begin
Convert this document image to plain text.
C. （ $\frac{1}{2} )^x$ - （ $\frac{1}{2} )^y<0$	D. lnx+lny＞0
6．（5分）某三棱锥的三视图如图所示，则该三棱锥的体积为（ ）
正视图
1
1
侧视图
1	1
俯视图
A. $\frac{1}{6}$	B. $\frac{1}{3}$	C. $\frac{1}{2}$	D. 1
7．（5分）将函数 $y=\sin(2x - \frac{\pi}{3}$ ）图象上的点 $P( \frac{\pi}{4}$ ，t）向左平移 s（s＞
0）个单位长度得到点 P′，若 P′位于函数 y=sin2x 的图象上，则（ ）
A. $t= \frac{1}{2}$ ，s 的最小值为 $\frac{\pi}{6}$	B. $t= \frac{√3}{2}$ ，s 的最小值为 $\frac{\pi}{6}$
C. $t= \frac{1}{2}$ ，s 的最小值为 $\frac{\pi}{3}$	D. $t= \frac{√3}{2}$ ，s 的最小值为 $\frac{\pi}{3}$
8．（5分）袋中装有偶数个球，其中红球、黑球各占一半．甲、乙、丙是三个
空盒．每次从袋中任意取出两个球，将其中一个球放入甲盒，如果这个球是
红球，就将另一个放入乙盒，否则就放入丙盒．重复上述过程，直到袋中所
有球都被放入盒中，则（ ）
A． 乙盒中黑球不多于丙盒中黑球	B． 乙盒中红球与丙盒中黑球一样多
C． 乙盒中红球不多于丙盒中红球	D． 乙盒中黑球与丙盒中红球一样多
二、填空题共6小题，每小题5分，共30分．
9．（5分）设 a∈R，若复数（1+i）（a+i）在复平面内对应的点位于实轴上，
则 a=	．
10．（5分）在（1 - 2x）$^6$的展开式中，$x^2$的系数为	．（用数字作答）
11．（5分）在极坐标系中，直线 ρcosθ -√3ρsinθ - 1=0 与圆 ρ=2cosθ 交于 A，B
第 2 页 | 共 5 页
end
> EXERCISE INSTRUCTIONS: All of the entries must be quoted exactly; please include each one.

> RESPONSE FOR THIS EXERCISE:
Convert this document image to plain text.
C. （ $\frac{1}{2} )^x$ - （ $\frac{1}{2} )^y<0$	D. lnx+lny＞0
6．（5分）某三棱锥的三视图如图所示，则该三棱锥的体积为（ ）
正视图
1
1
侧视图
1	1
俯视图
A. $\frac{1}{6}$	B. $\frac{1}{3}$	C. $\frac{1}{2}$	D. 1
7．（5分）将函数 $y=\sin(2x - \frac{\pi}{3}$ ）图象上的点 $P( \frac{\pi}{4}$ ，t）向左平移 s（s＞
0）个单位长度得到点 P′，若 P′位于函数 y=sin2x 的图象上，则（ ）
A. $t= \frac{1}{2}$ ，s 的最小值为 $\frac{\pi}{6}$	B. $t= \frac{√3}{2}$ ，s 的最小值为 $\frac{\pi}{6}$
C. $t= \frac{1}{2}$ ，s 的最小值为 $\frac{\pi}{3}$	D. $t= \frac{√3}{2}$ ，s 的最小值为 $\frac{\pi}{3}$
8．（5分）袋中装有偶数个球，其中红球、黑球各占一半．甲、乙、丙是三个
空盒．每次从袋中任意取出两个球，将其中一个球放入甲盒，如果这个球是
红球，就将另一个放入乙盒，否则就放入丙盒．重复上述过程，直到袋中所
有球都被放入盒中，则（ ）
A． 乙盒中黑球不多于丙盒中黑球	B． 乙盒中红球与丙盒中黑球一样多
C． 乙盒中红球不多于丙盒中红球	D． 乙盒中黑球与丙盒中红球一样多
二、填空题共6小题，每小题5分，共30分．
9．（5分）设 a∈R，若复数（1+i）（a+i）在复平面内对应的点位于实轴上，
则 a=	．
10．（5分）在（1 - 2x）$^6$的展开式中，$x^2$的系数为	．（用数字作答）
11．（5分）在极坐标系中，直线 ρcosθ -√3ρsinθ - 1=0 与圆 ρ=2cosθ 交于 A，B
第 2 页 | 共 5 页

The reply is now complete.